# THE INPUT
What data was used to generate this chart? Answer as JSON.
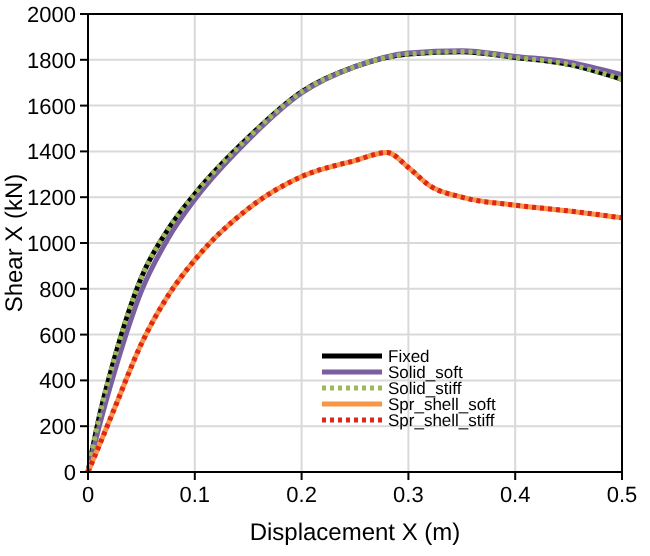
{
  "chart_data": {
    "type": "line",
    "xlabel": "Displacement X (m)",
    "ylabel": "Shear X (kN)",
    "xlim": [
      0,
      0.5
    ],
    "ylim": [
      0,
      2000
    ],
    "xticks": [
      0,
      0.1,
      0.2,
      0.3,
      0.4,
      0.5
    ],
    "yticks": [
      0,
      200,
      400,
      600,
      800,
      1000,
      1200,
      1400,
      1600,
      1800,
      2000
    ],
    "grid": true,
    "legend": "bottom right",
    "series": [
      {
        "name": "Fixed",
        "color": "#000000",
        "line_style": "solid",
        "x": [
          0,
          0.01,
          0.025,
          0.05,
          0.075,
          0.1,
          0.15,
          0.2,
          0.25,
          0.3,
          0.35,
          0.4,
          0.45,
          0.5
        ],
        "values": [
          0,
          230,
          500,
          850,
          1060,
          1214,
          1460,
          1660,
          1770,
          1825,
          1835,
          1810,
          1780,
          1715
        ]
      },
      {
        "name": "Solid_soft",
        "color": "#7a5fa0",
        "line_style": "solid",
        "x": [
          0,
          0.01,
          0.025,
          0.05,
          0.075,
          0.1,
          0.15,
          0.2,
          0.25,
          0.3,
          0.35,
          0.4,
          0.45,
          0.5
        ],
        "values": [
          0,
          190,
          440,
          790,
          1020,
          1190,
          1450,
          1655,
          1770,
          1830,
          1840,
          1815,
          1790,
          1735
        ]
      },
      {
        "name": "Solid_stiff",
        "color": "#9bbb59",
        "line_style": "dotted",
        "x": [
          0,
          0.01,
          0.025,
          0.05,
          0.075,
          0.1,
          0.15,
          0.2,
          0.25,
          0.3,
          0.35,
          0.4,
          0.45,
          0.5
        ],
        "values": [
          0,
          230,
          500,
          850,
          1060,
          1214,
          1460,
          1660,
          1770,
          1825,
          1835,
          1810,
          1780,
          1715
        ]
      },
      {
        "name": "Spr_shell_soft",
        "color": "#f79646",
        "line_style": "solid",
        "x": [
          0,
          0.01,
          0.025,
          0.05,
          0.075,
          0.1,
          0.15,
          0.2,
          0.25,
          0.28,
          0.3,
          0.32,
          0.35,
          0.4,
          0.45,
          0.5
        ],
        "values": [
          0,
          110,
          280,
          560,
          770,
          926,
          1150,
          1290,
          1360,
          1395,
          1330,
          1250,
          1200,
          1165,
          1140,
          1110
        ]
      },
      {
        "name": "Spr_shell_stiff",
        "color": "#e0261b",
        "line_style": "dotted",
        "x": [
          0,
          0.01,
          0.025,
          0.05,
          0.075,
          0.1,
          0.15,
          0.2,
          0.25,
          0.28,
          0.3,
          0.32,
          0.35,
          0.4,
          0.45,
          0.5
        ],
        "values": [
          0,
          110,
          280,
          560,
          770,
          926,
          1150,
          1290,
          1360,
          1395,
          1330,
          1250,
          1200,
          1165,
          1140,
          1110
        ]
      }
    ]
  }
}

# DIRECTIONS
Scan the material above for the string "name" and return the lines that hold it.

# SOLUTION FOR THIS TASK
        "name": "Fixed",
        "name": "Solid_soft",
        "name": "Solid_stiff",
        "name": "Spr_shell_soft",
        "name": "Spr_shell_stiff",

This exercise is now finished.